Items from a data source
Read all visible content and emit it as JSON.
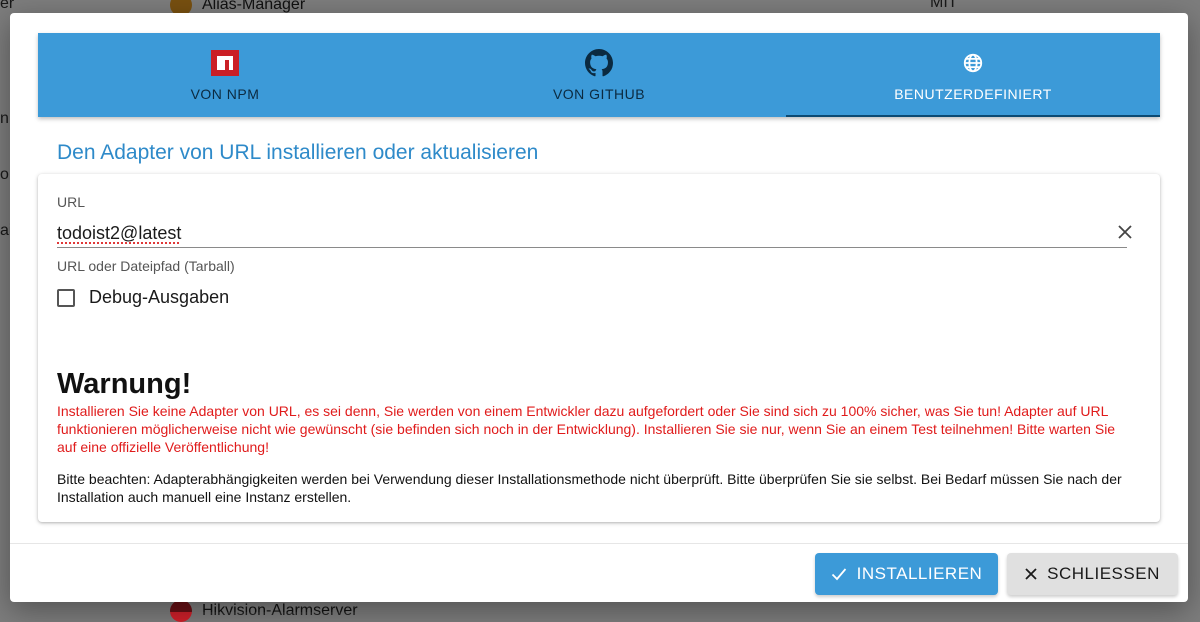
{
  "background": {
    "top_item": "Alias-Manager",
    "bottom_item": "Hikvision-Alarmserver",
    "left_fragments": [
      "er",
      "n",
      "o",
      "ai"
    ],
    "top_right_text": "MIT"
  },
  "tabs": [
    {
      "label": "VON NPM",
      "icon": "npm-icon",
      "active": false
    },
    {
      "label": "VON GITHUB",
      "icon": "github-icon",
      "active": false
    },
    {
      "label": "BENUTZERDEFINIERT",
      "icon": "globe-icon",
      "active": true
    }
  ],
  "heading": "Den Adapter von URL installieren oder aktualisieren",
  "form": {
    "url_label": "URL",
    "url_value": "todoist2@latest",
    "helper_text": "URL oder Dateipfad (Tarball)",
    "debug_label": "Debug-Ausgaben",
    "debug_checked": false
  },
  "warning": {
    "title": "Warnung!",
    "text": "Installieren Sie keine Adapter von URL, es sei denn, Sie werden von einem Entwickler dazu aufgefordert oder Sie sind sich zu 100% sicher, was Sie tun! Adapter auf URL funktionieren möglicherweise nicht wie gewünscht (sie befinden sich noch in der Entwicklung). Installieren Sie sie nur, wenn Sie an einem Test teilnehmen! Bitte warten Sie auf eine offizielle Veröffentlichung!",
    "note": "Bitte beachten: Adapterabhängigkeiten werden bei Verwendung dieser Installationsmethode nicht überprüft. Bitte überprüfen Sie sie selbst. Bei Bedarf müssen Sie nach der Installation auch manuell eine Instanz erstellen."
  },
  "buttons": {
    "install_label": "INSTALLIEREN",
    "close_label": "SCHLIESSEN"
  },
  "colors": {
    "accent": "#3c9ad8",
    "heading": "#2e8ac9",
    "warning": "#e01b1b",
    "npm_red": "#cb1f25"
  }
}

Challenge: Copy everything in the records above except the pictures, exactly as written.

Answer for the task:
Read all visible content and emit it as JSON.
{
  "background": {
    "top_item": "Alias-Manager",
    "bottom_item": "Hikvision-Alarmserver",
    "left_fragments": [
      "er",
      "n",
      "o",
      "ai"
    ],
    "top_right_text": "MIT"
  },
  "tabs": [
    {
      "label": "VON NPM",
      "icon": "npm-icon",
      "active": false
    },
    {
      "label": "VON GITHUB",
      "icon": "github-icon",
      "active": false
    },
    {
      "label": "BENUTZERDEFINIERT",
      "icon": "globe-icon",
      "active": true
    }
  ],
  "heading": "Den Adapter von URL installieren oder aktualisieren",
  "form": {
    "url_label": "URL",
    "url_value": "todoist2@latest",
    "helper_text": "URL oder Dateipfad (Tarball)",
    "debug_label": "Debug-Ausgaben",
    "debug_checked": false
  },
  "warning": {
    "title": "Warnung!",
    "text": "Installieren Sie keine Adapter von URL, es sei denn, Sie werden von einem Entwickler dazu aufgefordert oder Sie sind sich zu 100% sicher, was Sie tun! Adapter auf URL funktionieren möglicherweise nicht wie gewünscht (sie befinden sich noch in der Entwicklung). Installieren Sie sie nur, wenn Sie an einem Test teilnehmen! Bitte warten Sie auf eine offizielle Veröffentlichung!",
    "note": "Bitte beachten: Adapterabhängigkeiten werden bei Verwendung dieser Installationsmethode nicht überprüft. Bitte überprüfen Sie sie selbst. Bei Bedarf müssen Sie nach der Installation auch manuell eine Instanz erstellen."
  },
  "buttons": {
    "install_label": "INSTALLIEREN",
    "close_label": "SCHLIESSEN"
  },
  "colors": {
    "accent": "#3c9ad8",
    "heading": "#2e8ac9",
    "warning": "#e01b1b",
    "npm_red": "#cb1f25"
  }
}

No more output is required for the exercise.